Show every line in the entries below where the word "dokument" appears.

Collected data entries

^^^^^^^^

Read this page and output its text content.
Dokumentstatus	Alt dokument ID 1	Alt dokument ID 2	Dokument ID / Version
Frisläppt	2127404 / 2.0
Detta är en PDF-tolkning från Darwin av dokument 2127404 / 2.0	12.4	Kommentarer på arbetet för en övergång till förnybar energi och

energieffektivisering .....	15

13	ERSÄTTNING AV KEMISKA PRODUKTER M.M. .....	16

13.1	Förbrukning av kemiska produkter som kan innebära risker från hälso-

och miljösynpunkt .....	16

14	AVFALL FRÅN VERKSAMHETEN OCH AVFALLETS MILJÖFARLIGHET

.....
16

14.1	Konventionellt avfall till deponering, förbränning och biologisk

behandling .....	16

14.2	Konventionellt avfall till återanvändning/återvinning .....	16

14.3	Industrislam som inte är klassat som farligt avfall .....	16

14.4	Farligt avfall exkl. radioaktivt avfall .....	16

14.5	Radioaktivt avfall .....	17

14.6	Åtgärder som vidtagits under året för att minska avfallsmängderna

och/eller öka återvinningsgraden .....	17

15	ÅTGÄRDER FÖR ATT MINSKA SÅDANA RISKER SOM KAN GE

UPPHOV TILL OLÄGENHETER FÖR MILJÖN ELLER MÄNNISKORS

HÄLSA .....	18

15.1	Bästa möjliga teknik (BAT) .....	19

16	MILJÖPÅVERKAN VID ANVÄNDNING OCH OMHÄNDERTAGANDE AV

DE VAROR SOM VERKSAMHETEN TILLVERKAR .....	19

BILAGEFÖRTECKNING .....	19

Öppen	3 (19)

^^^^^^^^

- [Response to this exercise]
Dokumentstatus	Alt dokument ID 1	Alt dokument ID 2	Dokument ID / Version
Detta är en PDF-tolkning från Darwin av dokument 2127404 / 2.0	12.4	Kommentarer på arbetet för en övergång till förnybar energi och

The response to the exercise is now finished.